JOB — From the entries that follow, gather each line holding the word "Porto".

[Begin]

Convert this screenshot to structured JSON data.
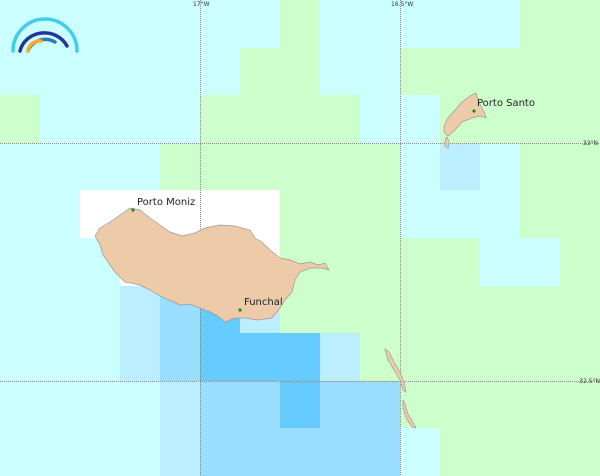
{
  "colors": {
    "C": "#ccffff",
    "G": "#ccffcc",
    "W": "#ffffff",
    "B1": "#bbeeff",
    "B2": "#99ddff",
    "B3": "#66ccff",
    "land": "#eecba8",
    "coast": "#999999",
    "city": "#228822",
    "logo_light": "#44ccee",
    "logo_dark": "#223399",
    "logo_mid": "#3377bb",
    "logo_orange": "#ffaa22"
  },
  "grid_cells": [
    [
      "C",
      "C",
      "C",
      "C",
      "C",
      "C",
      "C",
      "G",
      "C",
      "C",
      "C",
      "C",
      "C",
      "G",
      "G"
    ],
    [
      "C",
      "C",
      "C",
      "C",
      "C",
      "C",
      "G",
      "G",
      "C",
      "C",
      "G",
      "G",
      "G",
      "G",
      "G"
    ],
    [
      "G",
      "C",
      "C",
      "C",
      "C",
      "G",
      "G",
      "G",
      "G",
      "C",
      "C",
      "G",
      "G",
      "G",
      "G"
    ],
    [
      "C",
      "C",
      "C",
      "C",
      "G",
      "G",
      "G",
      "G",
      "G",
      "G",
      "C",
      "B1",
      "C",
      "G",
      "G"
    ],
    [
      "C",
      "C",
      "W",
      "W",
      "W",
      "W",
      "W",
      "G",
      "G",
      "G",
      "C",
      "C",
      "C",
      "G",
      "G"
    ],
    [
      "C",
      "C",
      "C",
      "W",
      "W",
      "W",
      "W",
      "G",
      "G",
      "G",
      "G",
      "G",
      "C",
      "C",
      "G"
    ],
    [
      "C",
      "C",
      "C",
      "B1",
      "B2",
      "B3",
      "B1",
      "G",
      "G",
      "G",
      "G",
      "G",
      "G",
      "G",
      "G"
    ],
    [
      "C",
      "C",
      "C",
      "B1",
      "B2",
      "B3",
      "B3",
      "B3",
      "B1",
      "G",
      "G",
      "G",
      "G",
      "G",
      "G"
    ],
    [
      "C",
      "C",
      "C",
      "C",
      "B1",
      "B2",
      "B2",
      "B3",
      "B2",
      "B2",
      "G",
      "G",
      "G",
      "G",
      "G"
    ],
    [
      "C",
      "C",
      "C",
      "C",
      "B1",
      "B2",
      "B2",
      "B2",
      "B2",
      "B2",
      "C",
      "G",
      "G",
      "G",
      "G"
    ]
  ],
  "axes": {
    "lon": [
      "17°W",
      "16.5°W"
    ],
    "lat": [
      "33°N",
      "32.5°N"
    ]
  },
  "places": {
    "porto_moniz": "Porto Moniz",
    "funchal": "Funchal",
    "porto_santo": "Porto Santo"
  },
  "logo": "weather-logo"
}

[End]

TASK RESULT —
    "porto_moniz": "Porto Moniz",
    "porto_santo": "Porto Santo"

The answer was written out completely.